━━━ Stored rows ━━━

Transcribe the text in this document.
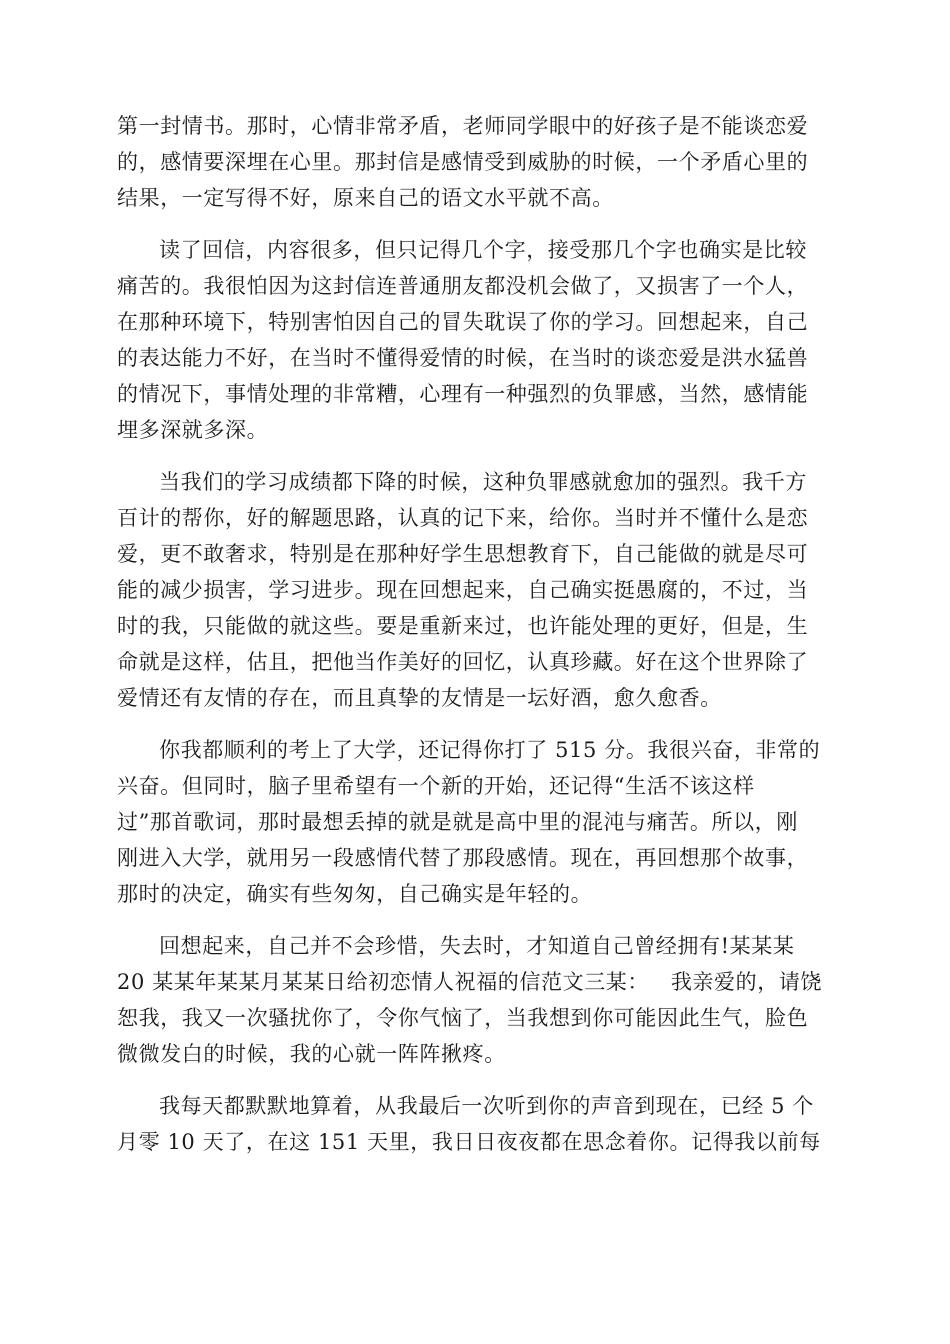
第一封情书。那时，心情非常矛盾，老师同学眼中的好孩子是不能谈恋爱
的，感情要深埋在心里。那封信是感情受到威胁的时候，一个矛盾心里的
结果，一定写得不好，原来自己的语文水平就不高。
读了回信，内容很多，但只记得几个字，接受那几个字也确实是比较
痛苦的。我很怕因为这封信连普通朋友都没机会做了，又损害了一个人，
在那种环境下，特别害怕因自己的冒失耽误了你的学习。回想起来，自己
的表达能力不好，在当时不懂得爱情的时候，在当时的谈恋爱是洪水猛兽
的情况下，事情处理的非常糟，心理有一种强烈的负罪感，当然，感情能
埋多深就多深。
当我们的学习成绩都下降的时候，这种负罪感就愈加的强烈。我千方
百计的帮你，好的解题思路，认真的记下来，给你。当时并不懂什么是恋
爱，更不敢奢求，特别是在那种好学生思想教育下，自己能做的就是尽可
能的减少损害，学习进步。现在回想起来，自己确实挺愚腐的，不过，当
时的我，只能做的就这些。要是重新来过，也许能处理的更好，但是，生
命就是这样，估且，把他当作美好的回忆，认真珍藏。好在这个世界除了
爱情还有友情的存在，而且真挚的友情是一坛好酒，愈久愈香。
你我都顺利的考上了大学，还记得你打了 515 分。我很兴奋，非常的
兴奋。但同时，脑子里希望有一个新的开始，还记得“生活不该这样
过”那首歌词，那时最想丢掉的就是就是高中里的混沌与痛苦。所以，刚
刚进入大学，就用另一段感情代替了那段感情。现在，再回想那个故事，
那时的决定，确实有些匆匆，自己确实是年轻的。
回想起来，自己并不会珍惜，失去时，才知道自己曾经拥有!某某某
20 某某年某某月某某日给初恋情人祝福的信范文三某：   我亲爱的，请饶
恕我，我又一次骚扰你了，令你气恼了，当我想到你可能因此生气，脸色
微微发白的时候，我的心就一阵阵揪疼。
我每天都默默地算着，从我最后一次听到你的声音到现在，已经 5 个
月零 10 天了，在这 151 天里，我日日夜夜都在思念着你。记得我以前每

━━━

Given request: Above are the records; reproduce them exactly and leave out the pictures.

Reply to the exercise:
Transcribe the text in this document.
第一封情书。那时，心情非常矛盾，老师同学眼中的好孩子是不能谈恋爱
的，感情要深埋在心里。那封信是感情受到威胁的时候，一个矛盾心里的
结果，一定写得不好，原来自己的语文水平就不高。
读了回信，内容很多，但只记得几个字，接受那几个字也确实是比较
痛苦的。我很怕因为这封信连普通朋友都没机会做了，又损害了一个人，
在那种环境下，特别害怕因自己的冒失耽误了你的学习。回想起来，自己
的表达能力不好，在当时不懂得爱情的时候，在当时的谈恋爱是洪水猛兽
的情况下，事情处理的非常糟，心理有一种强烈的负罪感，当然，感情能
埋多深就多深。
当我们的学习成绩都下降的时候，这种负罪感就愈加的强烈。我千方
百计的帮你，好的解题思路，认真的记下来，给你。当时并不懂什么是恋
爱，更不敢奢求，特别是在那种好学生思想教育下，自己能做的就是尽可
能的减少损害，学习进步。现在回想起来，自己确实挺愚腐的，不过，当
时的我，只能做的就这些。要是重新来过，也许能处理的更好，但是，生
命就是这样，估且，把他当作美好的回忆，认真珍藏。好在这个世界除了
爱情还有友情的存在，而且真挚的友情是一坛好酒，愈久愈香。
你我都顺利的考上了大学，还记得你打了 515 分。我很兴奋，非常的
兴奋。但同时，脑子里希望有一个新的开始，还记得“生活不该这样
过”那首歌词，那时最想丢掉的就是就是高中里的混沌与痛苦。所以，刚
刚进入大学，就用另一段感情代替了那段感情。现在，再回想那个故事，
那时的决定，确实有些匆匆，自己确实是年轻的。
回想起来，自己并不会珍惜，失去时，才知道自己曾经拥有!某某某
20 某某年某某月某某日给初恋情人祝福的信范文三某：   我亲爱的，请饶
恕我，我又一次骚扰你了，令你气恼了，当我想到你可能因此生气，脸色
微微发白的时候，我的心就一阵阵揪疼。
我每天都默默地算着，从我最后一次听到你的声音到现在，已经 5 个
月零 10 天了，在这 151 天里，我日日夜夜都在思念着你。记得我以前每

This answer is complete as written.